Copy out all lines with the word "engine" in them.

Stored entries
************

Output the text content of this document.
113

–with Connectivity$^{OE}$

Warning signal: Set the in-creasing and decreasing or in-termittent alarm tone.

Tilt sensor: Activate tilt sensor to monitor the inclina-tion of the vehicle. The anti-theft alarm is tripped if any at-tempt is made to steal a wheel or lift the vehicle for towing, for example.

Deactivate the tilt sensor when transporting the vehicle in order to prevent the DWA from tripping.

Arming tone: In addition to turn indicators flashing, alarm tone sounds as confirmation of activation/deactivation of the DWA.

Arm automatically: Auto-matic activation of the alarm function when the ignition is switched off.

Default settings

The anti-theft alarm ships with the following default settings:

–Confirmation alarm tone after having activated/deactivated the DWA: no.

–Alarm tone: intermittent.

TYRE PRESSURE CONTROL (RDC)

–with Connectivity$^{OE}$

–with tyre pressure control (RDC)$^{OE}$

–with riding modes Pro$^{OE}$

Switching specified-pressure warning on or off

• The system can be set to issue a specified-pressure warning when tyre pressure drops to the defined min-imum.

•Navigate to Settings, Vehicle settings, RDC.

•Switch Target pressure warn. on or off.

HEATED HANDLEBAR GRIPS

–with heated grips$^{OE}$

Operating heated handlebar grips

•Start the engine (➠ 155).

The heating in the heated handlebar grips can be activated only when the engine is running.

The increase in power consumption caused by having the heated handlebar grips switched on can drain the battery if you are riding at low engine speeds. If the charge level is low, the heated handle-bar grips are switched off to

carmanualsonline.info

************

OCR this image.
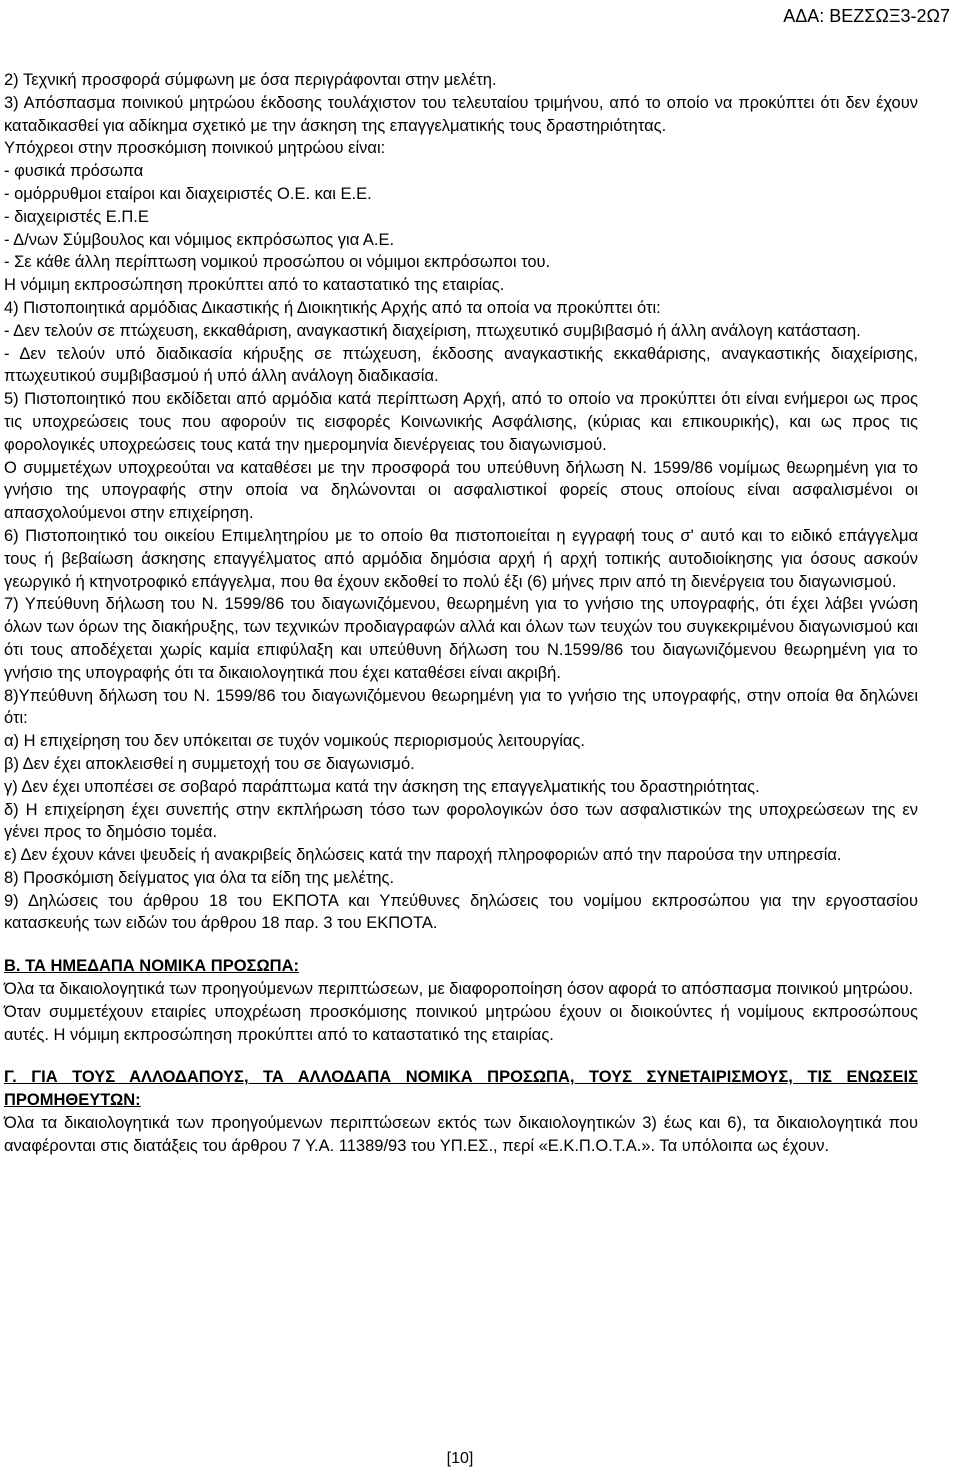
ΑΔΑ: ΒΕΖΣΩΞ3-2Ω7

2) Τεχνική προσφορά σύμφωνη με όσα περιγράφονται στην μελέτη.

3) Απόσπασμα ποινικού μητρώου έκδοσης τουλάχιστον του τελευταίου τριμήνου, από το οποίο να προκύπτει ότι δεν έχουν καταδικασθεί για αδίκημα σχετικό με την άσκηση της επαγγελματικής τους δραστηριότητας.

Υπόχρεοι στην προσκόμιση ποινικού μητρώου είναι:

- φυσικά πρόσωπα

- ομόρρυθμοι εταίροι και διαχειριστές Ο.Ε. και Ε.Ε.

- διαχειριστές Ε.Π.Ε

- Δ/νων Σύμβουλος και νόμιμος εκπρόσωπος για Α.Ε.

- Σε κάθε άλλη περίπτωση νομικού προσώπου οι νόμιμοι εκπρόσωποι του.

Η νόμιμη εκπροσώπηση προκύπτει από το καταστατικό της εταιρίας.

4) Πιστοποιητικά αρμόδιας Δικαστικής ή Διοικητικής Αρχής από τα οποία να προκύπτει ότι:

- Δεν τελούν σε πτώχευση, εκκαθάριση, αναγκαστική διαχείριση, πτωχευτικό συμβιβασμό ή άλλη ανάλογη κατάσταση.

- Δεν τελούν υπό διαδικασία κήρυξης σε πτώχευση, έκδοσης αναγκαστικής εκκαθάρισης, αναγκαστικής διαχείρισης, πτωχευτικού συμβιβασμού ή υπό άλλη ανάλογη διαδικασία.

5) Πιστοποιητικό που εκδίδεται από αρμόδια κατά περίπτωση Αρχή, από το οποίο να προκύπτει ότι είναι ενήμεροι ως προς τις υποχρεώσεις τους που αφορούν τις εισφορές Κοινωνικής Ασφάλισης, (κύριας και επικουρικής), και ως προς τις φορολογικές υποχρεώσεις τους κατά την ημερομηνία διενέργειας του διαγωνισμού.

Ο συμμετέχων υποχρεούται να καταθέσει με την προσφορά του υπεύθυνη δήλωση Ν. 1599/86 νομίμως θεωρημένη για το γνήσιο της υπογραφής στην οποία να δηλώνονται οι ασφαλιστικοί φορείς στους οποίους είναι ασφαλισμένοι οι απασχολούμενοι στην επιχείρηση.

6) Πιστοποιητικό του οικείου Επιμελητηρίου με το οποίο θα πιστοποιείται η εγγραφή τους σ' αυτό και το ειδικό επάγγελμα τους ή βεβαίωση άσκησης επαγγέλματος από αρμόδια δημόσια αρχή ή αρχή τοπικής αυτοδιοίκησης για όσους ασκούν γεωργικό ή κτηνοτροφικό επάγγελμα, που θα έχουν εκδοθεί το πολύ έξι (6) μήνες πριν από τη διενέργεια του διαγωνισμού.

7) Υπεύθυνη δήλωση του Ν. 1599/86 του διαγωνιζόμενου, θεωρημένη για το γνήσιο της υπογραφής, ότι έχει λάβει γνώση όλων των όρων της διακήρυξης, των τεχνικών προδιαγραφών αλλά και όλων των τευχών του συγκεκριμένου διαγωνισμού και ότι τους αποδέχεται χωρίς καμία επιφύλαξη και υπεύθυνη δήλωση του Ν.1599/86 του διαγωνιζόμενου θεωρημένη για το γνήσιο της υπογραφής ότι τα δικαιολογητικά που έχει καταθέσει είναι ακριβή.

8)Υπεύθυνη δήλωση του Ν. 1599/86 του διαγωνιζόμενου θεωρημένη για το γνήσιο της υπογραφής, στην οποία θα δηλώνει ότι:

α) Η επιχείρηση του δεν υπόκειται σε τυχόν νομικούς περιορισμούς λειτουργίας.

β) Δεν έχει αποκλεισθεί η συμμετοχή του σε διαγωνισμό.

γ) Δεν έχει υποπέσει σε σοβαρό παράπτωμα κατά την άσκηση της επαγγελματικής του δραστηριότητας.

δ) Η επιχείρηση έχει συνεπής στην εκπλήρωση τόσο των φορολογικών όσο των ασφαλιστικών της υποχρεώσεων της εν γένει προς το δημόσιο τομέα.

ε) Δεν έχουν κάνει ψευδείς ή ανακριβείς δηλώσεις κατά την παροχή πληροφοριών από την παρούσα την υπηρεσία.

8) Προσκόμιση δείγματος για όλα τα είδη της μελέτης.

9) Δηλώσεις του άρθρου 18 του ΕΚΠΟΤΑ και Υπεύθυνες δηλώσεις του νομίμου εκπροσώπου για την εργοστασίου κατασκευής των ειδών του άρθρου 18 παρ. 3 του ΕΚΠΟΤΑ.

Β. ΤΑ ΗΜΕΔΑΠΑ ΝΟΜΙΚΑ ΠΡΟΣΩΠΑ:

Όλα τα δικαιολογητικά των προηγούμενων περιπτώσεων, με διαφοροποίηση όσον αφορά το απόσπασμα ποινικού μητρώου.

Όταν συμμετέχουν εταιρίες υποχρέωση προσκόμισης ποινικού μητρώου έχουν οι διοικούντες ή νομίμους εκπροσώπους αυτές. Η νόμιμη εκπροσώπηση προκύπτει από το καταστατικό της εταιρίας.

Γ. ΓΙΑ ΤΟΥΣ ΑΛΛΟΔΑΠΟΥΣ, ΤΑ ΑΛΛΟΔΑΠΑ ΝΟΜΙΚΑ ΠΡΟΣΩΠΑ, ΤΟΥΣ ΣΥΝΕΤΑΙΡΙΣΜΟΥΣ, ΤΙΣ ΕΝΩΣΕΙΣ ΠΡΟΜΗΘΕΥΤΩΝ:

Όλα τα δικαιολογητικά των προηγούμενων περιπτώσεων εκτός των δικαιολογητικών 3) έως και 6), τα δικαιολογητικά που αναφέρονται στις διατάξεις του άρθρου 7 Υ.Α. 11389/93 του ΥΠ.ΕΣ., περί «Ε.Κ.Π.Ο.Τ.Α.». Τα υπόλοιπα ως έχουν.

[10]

************

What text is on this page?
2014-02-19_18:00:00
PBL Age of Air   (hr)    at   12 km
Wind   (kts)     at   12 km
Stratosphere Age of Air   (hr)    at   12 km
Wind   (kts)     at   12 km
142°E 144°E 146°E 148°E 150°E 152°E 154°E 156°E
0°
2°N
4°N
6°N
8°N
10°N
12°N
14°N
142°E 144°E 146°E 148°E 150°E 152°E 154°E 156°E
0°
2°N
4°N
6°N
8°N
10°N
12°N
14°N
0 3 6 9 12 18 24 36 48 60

************

◆ Final answer
•Start the engine (➠ 155).
The heating in the heated handlebar grips can be activated only when the engine is running.
The increase in power consumption caused by having the heated handlebar grips switched on can drain the battery if you are riding at low engine speeds. If the charge level is low, the heated handle-bar grips are switched off to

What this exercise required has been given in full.